Figure record extracts:
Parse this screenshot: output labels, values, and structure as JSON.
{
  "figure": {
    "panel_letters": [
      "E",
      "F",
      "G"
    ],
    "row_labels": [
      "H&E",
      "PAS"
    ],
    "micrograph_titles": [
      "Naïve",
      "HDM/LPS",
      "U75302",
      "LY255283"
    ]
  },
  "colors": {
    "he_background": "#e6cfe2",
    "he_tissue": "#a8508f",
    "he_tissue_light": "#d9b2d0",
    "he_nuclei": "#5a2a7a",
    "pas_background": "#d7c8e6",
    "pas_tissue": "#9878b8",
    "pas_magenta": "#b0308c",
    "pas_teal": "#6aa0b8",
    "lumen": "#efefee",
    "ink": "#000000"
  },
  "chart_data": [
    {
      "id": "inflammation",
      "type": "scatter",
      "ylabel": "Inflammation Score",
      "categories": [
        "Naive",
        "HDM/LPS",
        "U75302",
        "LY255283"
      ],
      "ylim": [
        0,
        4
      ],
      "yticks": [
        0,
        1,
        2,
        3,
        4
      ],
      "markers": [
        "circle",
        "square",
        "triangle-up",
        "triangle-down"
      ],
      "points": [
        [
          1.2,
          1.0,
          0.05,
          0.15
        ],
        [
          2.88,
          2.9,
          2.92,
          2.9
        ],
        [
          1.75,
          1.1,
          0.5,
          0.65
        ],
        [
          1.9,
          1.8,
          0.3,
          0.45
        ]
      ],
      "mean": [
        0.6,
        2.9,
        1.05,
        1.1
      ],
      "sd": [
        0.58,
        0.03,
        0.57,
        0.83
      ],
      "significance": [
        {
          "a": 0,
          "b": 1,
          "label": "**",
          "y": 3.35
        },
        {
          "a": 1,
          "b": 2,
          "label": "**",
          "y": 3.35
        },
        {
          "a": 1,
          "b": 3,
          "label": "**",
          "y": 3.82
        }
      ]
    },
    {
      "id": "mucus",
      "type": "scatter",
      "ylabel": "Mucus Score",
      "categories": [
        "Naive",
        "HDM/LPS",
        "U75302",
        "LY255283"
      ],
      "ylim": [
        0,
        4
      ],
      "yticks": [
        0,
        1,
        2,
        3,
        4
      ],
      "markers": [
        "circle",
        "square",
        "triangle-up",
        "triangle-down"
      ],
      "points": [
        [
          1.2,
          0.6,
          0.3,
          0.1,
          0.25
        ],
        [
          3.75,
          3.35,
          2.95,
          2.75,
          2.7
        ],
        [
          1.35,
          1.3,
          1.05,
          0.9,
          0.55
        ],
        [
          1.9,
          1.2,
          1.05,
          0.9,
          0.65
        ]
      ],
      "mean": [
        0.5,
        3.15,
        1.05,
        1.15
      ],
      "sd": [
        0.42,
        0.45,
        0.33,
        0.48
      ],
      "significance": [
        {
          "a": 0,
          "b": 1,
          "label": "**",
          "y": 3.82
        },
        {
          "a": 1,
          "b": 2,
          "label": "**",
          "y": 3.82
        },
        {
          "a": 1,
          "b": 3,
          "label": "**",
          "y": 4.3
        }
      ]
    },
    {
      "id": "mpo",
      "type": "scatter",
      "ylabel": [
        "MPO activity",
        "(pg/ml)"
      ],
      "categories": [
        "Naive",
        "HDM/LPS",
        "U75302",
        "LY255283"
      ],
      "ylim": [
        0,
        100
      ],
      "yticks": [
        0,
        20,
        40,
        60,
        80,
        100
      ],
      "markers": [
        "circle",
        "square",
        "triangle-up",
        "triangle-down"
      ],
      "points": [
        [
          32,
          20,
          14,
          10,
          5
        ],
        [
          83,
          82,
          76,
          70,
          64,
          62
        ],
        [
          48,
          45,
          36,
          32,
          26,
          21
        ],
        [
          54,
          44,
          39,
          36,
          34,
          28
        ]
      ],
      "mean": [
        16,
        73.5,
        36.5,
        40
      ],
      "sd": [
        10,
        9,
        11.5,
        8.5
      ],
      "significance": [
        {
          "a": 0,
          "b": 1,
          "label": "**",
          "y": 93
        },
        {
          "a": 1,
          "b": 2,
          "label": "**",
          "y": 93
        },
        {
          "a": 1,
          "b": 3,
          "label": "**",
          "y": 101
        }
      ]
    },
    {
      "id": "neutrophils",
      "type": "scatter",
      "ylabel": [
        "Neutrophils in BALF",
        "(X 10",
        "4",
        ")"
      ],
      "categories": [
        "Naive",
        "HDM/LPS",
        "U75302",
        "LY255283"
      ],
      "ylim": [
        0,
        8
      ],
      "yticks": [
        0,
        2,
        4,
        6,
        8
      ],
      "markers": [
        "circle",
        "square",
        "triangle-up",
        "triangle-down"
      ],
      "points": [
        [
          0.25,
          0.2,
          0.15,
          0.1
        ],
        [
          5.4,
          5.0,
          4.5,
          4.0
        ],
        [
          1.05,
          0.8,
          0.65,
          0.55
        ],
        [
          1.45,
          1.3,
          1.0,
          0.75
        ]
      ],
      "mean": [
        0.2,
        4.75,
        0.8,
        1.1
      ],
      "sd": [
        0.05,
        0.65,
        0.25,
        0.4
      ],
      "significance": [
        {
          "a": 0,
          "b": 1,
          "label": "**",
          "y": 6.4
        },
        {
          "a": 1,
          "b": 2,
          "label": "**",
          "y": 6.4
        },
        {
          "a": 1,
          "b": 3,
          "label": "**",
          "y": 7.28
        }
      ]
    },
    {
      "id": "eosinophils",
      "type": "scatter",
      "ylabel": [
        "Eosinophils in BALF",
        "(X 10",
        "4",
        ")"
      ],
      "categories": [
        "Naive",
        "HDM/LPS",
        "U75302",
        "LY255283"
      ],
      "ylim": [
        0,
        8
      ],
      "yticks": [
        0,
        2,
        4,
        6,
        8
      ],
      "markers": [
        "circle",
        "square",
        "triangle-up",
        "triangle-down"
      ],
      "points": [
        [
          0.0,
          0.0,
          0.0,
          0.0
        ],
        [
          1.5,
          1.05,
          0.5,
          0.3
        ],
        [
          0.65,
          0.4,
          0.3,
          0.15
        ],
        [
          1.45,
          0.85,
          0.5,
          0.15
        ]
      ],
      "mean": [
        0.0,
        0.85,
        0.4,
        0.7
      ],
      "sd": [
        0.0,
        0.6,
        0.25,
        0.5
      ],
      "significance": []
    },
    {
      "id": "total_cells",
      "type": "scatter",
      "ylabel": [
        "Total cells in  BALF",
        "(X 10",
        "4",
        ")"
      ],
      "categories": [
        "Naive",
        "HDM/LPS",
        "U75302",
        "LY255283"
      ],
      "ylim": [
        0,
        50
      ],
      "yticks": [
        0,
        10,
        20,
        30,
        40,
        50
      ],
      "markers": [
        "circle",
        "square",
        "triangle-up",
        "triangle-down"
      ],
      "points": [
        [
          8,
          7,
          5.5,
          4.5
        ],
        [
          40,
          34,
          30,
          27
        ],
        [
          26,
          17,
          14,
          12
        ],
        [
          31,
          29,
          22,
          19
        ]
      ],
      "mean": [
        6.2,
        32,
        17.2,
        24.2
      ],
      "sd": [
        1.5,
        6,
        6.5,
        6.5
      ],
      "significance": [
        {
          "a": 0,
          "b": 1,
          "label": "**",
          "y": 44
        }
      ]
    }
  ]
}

■ WHAT TO PRODUCE
For this exercise, repeat the data above exactly.

■ RESPONSE
Parse this screenshot: output labels, values, and structure as JSON.
{
  "figure": {
    "panel_letters": [
      "E",
      "F",
      "G"
    ],
    "row_labels": [
      "H&E",
      "PAS"
    ],
    "micrograph_titles": [
      "Naïve",
      "HDM/LPS",
      "U75302",
      "LY255283"
    ]
  },
  "colors": {
    "he_background": "#e6cfe2",
    "he_tissue": "#a8508f",
    "he_tissue_light": "#d9b2d0",
    "he_nuclei": "#5a2a7a",
    "pas_background": "#d7c8e6",
    "pas_tissue": "#9878b8",
    "pas_magenta": "#b0308c",
    "pas_teal": "#6aa0b8",
    "lumen": "#efefee",
    "ink": "#000000"
  },
  "chart_data": [
    {
      "id": "inflammation",
      "type": "scatter",
      "ylabel": "Inflammation Score",
      "categories": [
        "Naive",
        "HDM/LPS",
        "U75302",
        "LY255283"
      ],
      "ylim": [
        0,
        4
      ],
      "yticks": [
        0,
        1,
        2,
        3,
        4
      ],
      "markers": [
        "circle",
        "square",
        "triangle-up",
        "triangle-down"
      ],
      "points": [
        [
          1.2,
          1.0,
          0.05,
          0.15
        ],
        [
          2.88,
          2.9,
          2.92,
          2.9
        ],
        [
          1.75,
          1.1,
          0.5,
          0.65
        ],
        [
          1.9,
          1.8,
          0.3,
          0.45
        ]
      ],
      "mean": [
        0.6,
        2.9,
        1.05,
        1.1
      ],
      "sd": [
        0.58,
        0.03,
        0.57,
        0.83
      ],
      "significance": [
        {
          "a": 0,
          "b": 1,
          "label": "**",
          "y": 3.35
        },
        {
          "a": 1,
          "b": 2,
          "label": "**",
          "y": 3.35
        },
        {
          "a": 1,
          "b": 3,
          "label": "**",
          "y": 3.82
        }
      ]
    },
    {
      "id": "mucus",
      "type": "scatter",
      "ylabel": "Mucus Score",
      "categories": [
        "Naive",
        "HDM/LPS",
        "U75302",
        "LY255283"
      ],
      "ylim": [
        0,
        4
      ],
      "yticks": [
        0,
        1,
        2,
        3,
        4
      ],
      "markers": [
        "circle",
        "square",
        "triangle-up",
        "triangle-down"
      ],
      "points": [
        [
          1.2,
          0.6,
          0.3,
          0.1,
          0.25
        ],
        [
          3.75,
          3.35,
          2.95,
          2.75,
          2.7
        ],
        [
          1.35,
          1.3,
          1.05,
          0.9,
          0.55
        ],
        [
          1.9,
          1.2,
          1.05,
          0.9,
          0.65
        ]
      ],
      "mean": [
        0.5,
        3.15,
        1.05,
        1.15
      ],
      "sd": [
        0.42,
        0.45,
        0.33,
        0.48
      ],
      "significance": [
        {
          "a": 0,
          "b": 1,
          "label": "**",
          "y": 3.82
        },
        {
          "a": 1,
          "b": 2,
          "label": "**",
          "y": 3.82
        },
        {
          "a": 1,
          "b": 3,
          "label": "**",
          "y": 4.3
        }
      ]
    },
    {
      "id": "mpo",
      "type": "scatter",
      "ylabel": [
        "MPO activity",
        "(pg/ml)"
      ],
      "categories": [
        "Naive",
        "HDM/LPS",
        "U75302",
        "LY255283"
      ],
      "ylim": [
        0,
        100
      ],
      "yticks": [
        0,
        20,
        40,
        60,
        80,
        100
      ],
      "markers": [
        "circle",
        "square",
        "triangle-up",
        "triangle-down"
      ],
      "points": [
        [
          32,
          20,
          14,
          10,
          5
        ],
        [
          83,
          82,
          76,
          70,
          64,
          62
        ],
        [
          48,
          45,
          36,
          32,
          26,
          21
        ],
        [
          54,
          44,
          39,
          36,
          34,
          28
        ]
      ],
      "mean": [
        16,
        73.5,
        36.5,
        40
      ],
      "sd": [
        10,
        9,
        11.5,
        8.5
      ],
      "significance": [
        {
          "a": 0,
          "b": 1,
          "label": "**",
          "y": 93
        },
        {
          "a": 1,
          "b": 2,
          "label": "**",
          "y": 93
        },
        {
          "a": 1,
          "b": 3,
          "label": "**",
          "y": 101
        }
      ]
    },
    {
      "id": "neutrophils",
      "type": "scatter",
      "ylabel": [
        "Neutrophils in BALF",
        "(X 10",
        "4",
        ")"
      ],
      "categories": [
        "Naive",
        "HDM/LPS",
        "U75302",
        "LY255283"
      ],
      "ylim": [
        0,
        8
      ],
      "yticks": [
        0,
        2,
        4,
        6,
        8
      ],
      "markers": [
        "circle",
        "square",
        "triangle-up",
        "triangle-down"
      ],
      "points": [
        [
          0.25,
          0.2,
          0.15,
          0.1
        ],
        [
          5.4,
          5.0,
          4.5,
          4.0
        ],
        [
          1.05,
          0.8,
          0.65,
          0.55
        ],
        [
          1.45,
          1.3,
          1.0,
          0.75
        ]
      ],
      "mean": [
        0.2,
        4.75,
        0.8,
        1.1
      ],
      "sd": [
        0.05,
        0.65,
        0.25,
        0.4
      ],
      "significance": [
        {
          "a": 0,
          "b": 1,
          "label": "**",
          "y": 6.4
        },
        {
          "a": 1,
          "b": 2,
          "label": "**",
          "y": 6.4
        },
        {
          "a": 1,
          "b": 3,
          "label": "**",
          "y": 7.28
        }
      ]
    },
    {
      "id": "eosinophils",
      "type": "scatter",
      "ylabel": [
        "Eosinophils in BALF",
        "(X 10",
        "4",
        ")"
      ],
      "categories": [
        "Naive",
        "HDM/LPS",
        "U75302",
        "LY255283"
      ],
      "ylim": [
        0,
        8
      ],
      "yticks": [
        0,
        2,
        4,
        6,
        8
      ],
      "markers": [
        "circle",
        "square",
        "triangle-up",
        "triangle-down"
      ],
      "points": [
        [
          0.0,
          0.0,
          0.0,
          0.0
        ],
        [
          1.5,
          1.05,
          0.5,
          0.3
        ],
        [
          0.65,
          0.4,
          0.3,
          0.15
        ],
        [
          1.45,
          0.85,
          0.5,
          0.15
        ]
      ],
      "mean": [
        0.0,
        0.85,
        0.4,
        0.7
      ],
      "sd": [
        0.0,
        0.6,
        0.25,
        0.5
      ],
      "significance": []
    },
    {
      "id": "total_cells",
      "type": "scatter",
      "ylabel": [
        "Total cells in  BALF",
        "(X 10",
        "4",
        ")"
      ],
      "categories": [
        "Naive",
        "HDM/LPS",
        "U75302",
        "LY255283"
      ],
      "ylim": [
        0,
        50
      ],
      "yticks": [
        0,
        10,
        20,
        30,
        40,
        50
      ],
      "markers": [
        "circle",
        "square",
        "triangle-up",
        "triangle-down"
      ],
      "points": [
        [
          8,
          7,
          5.5,
          4.5
        ],
        [
          40,
          34,
          30,
          27
        ],
        [
          26,
          17,
          14,
          12
        ],
        [
          31,
          29,
          22,
          19
        ]
      ],
      "mean": [
        6.2,
        32,
        17.2,
        24.2
      ],
      "sd": [
        1.5,
        6,
        6.5,
        6.5
      ],
      "significance": [
        {
          "a": 0,
          "b": 1,
          "label": "**",
          "y": 44
        }
      ]
    }
  ]
}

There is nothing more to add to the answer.